(Entries with figure data)
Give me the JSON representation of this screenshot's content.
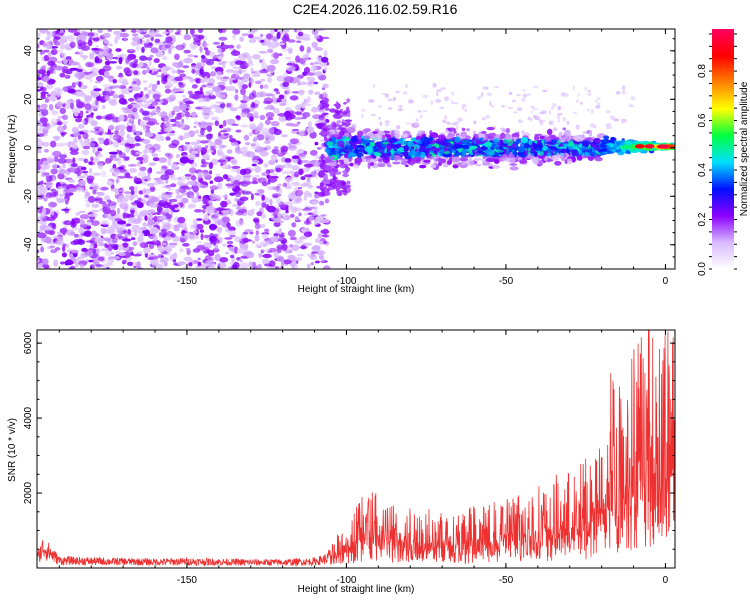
{
  "title": "C2E4.2026.116.02.59.R16",
  "colors": {
    "snr_line": "#ee3030",
    "axis": "#000000",
    "background": "#ffffff"
  },
  "chart_data": [
    {
      "type": "heatmap",
      "title": "C2E4.2026.116.02.59.R16",
      "xlabel": "Height of straight line (km)",
      "ylabel": "Frequency (Hz)",
      "xlim": [
        -197,
        3
      ],
      "ylim": [
        -50,
        49
      ],
      "xticks": [
        -150,
        -100,
        -50,
        0
      ],
      "yticks": [
        -40,
        -20,
        0,
        20,
        40
      ],
      "colorbar": {
        "label": "Normalized spectral amplitude",
        "range": [
          0,
          0.97
        ],
        "ticks": [
          0,
          0.2,
          0.4,
          0.6,
          0.8
        ],
        "tick_labels": [
          "0.0",
          "0.2",
          "0.4",
          "0.6",
          "0.8"
        ],
        "colormap": [
          "#ffffff",
          "#d8b8ff",
          "#8a00ff",
          "#0010ff",
          "#00e0ff",
          "#00ff40",
          "#ffff00",
          "#ff8000",
          "#ff0000",
          "#ff0060"
        ]
      },
      "regions": [
        {
          "x_range": [
            -197,
            -106
          ],
          "freq_range": [
            -50,
            49
          ],
          "amplitude": 0.1,
          "description_of_pattern": "broadband scatter"
        },
        {
          "x_range": [
            -106,
            -20
          ],
          "freq_center": 0,
          "freq_halfwidth": [
            12,
            8
          ],
          "amplitude": 0.25
        },
        {
          "x_range": [
            -20,
            3
          ],
          "freq_center": 0.5,
          "freq_halfwidth": [
            4,
            1
          ],
          "amplitude": 0.95
        }
      ],
      "grid": false
    },
    {
      "type": "line",
      "xlabel": "Height of straight line (km)",
      "ylabel": "SNR (10 * v/v)",
      "xlim": [
        -197,
        3
      ],
      "ylim": [
        0,
        6350
      ],
      "xticks": [
        -150,
        -100,
        -50,
        0
      ],
      "yticks": [
        2000,
        4000,
        6000
      ],
      "series": [
        {
          "x": [
            -197,
            -195,
            -190,
            -180,
            -170,
            -160,
            -150,
            -140,
            -130,
            -120,
            -110,
            -106,
            -103,
            -100,
            -97,
            -95,
            -90,
            -85,
            -80,
            -75,
            -70,
            -65,
            -60,
            -55,
            -50,
            -45,
            -40,
            -35,
            -30,
            -25,
            -20,
            -17,
            -15,
            -12,
            -10,
            -8,
            -5,
            -3,
            0,
            3
          ],
          "y": [
            250,
            550,
            200,
            180,
            170,
            160,
            170,
            160,
            150,
            150,
            170,
            250,
            700,
            1100,
            1300,
            1800,
            1500,
            1400,
            1300,
            1200,
            1300,
            1200,
            1300,
            1300,
            1500,
            1600,
            1700,
            1900,
            2000,
            2300,
            2600,
            4500,
            3800,
            4200,
            4800,
            5200,
            5500,
            5000,
            5200,
            5400
          ]
        }
      ],
      "grid": false
    }
  ]
}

→ What the task asks: Go back to the records above and write them out exactly, without the pictures.

→ Correct response:
Give me the JSON representation of this screenshot's content.
{
  "title": "C2E4.2026.116.02.59.R16",
  "colors": {
    "snr_line": "#ee3030",
    "axis": "#000000",
    "background": "#ffffff"
  },
  "chart_data": [
    {
      "type": "heatmap",
      "title": "C2E4.2026.116.02.59.R16",
      "xlabel": "Height of straight line (km)",
      "ylabel": "Frequency (Hz)",
      "xlim": [
        -197,
        3
      ],
      "ylim": [
        -50,
        49
      ],
      "xticks": [
        -150,
        -100,
        -50,
        0
      ],
      "yticks": [
        -40,
        -20,
        0,
        20,
        40
      ],
      "colorbar": {
        "label": "Normalized spectral amplitude",
        "range": [
          0,
          0.97
        ],
        "ticks": [
          0,
          0.2,
          0.4,
          0.6,
          0.8
        ],
        "tick_labels": [
          "0.0",
          "0.2",
          "0.4",
          "0.6",
          "0.8"
        ],
        "colormap": [
          "#ffffff",
          "#d8b8ff",
          "#8a00ff",
          "#0010ff",
          "#00e0ff",
          "#00ff40",
          "#ffff00",
          "#ff8000",
          "#ff0000",
          "#ff0060"
        ]
      },
      "regions": [
        {
          "x_range": [
            -197,
            -106
          ],
          "freq_range": [
            -50,
            49
          ],
          "amplitude": 0.1,
          "description_of_pattern": "broadband scatter"
        },
        {
          "x_range": [
            -106,
            -20
          ],
          "freq_center": 0,
          "freq_halfwidth": [
            12,
            8
          ],
          "amplitude": 0.25
        },
        {
          "x_range": [
            -20,
            3
          ],
          "freq_center": 0.5,
          "freq_halfwidth": [
            4,
            1
          ],
          "amplitude": 0.95
        }
      ],
      "grid": false
    },
    {
      "type": "line",
      "xlabel": "Height of straight line (km)",
      "ylabel": "SNR (10 * v/v)",
      "xlim": [
        -197,
        3
      ],
      "ylim": [
        0,
        6350
      ],
      "xticks": [
        -150,
        -100,
        -50,
        0
      ],
      "yticks": [
        2000,
        4000,
        6000
      ],
      "series": [
        {
          "x": [
            -197,
            -195,
            -190,
            -180,
            -170,
            -160,
            -150,
            -140,
            -130,
            -120,
            -110,
            -106,
            -103,
            -100,
            -97,
            -95,
            -90,
            -85,
            -80,
            -75,
            -70,
            -65,
            -60,
            -55,
            -50,
            -45,
            -40,
            -35,
            -30,
            -25,
            -20,
            -17,
            -15,
            -12,
            -10,
            -8,
            -5,
            -3,
            0,
            3
          ],
          "y": [
            250,
            550,
            200,
            180,
            170,
            160,
            170,
            160,
            150,
            150,
            170,
            250,
            700,
            1100,
            1300,
            1800,
            1500,
            1400,
            1300,
            1200,
            1300,
            1200,
            1300,
            1300,
            1500,
            1600,
            1700,
            1900,
            2000,
            2300,
            2600,
            4500,
            3800,
            4200,
            4800,
            5200,
            5500,
            5000,
            5200,
            5400
          ]
        }
      ],
      "grid": false
    }
  ]
}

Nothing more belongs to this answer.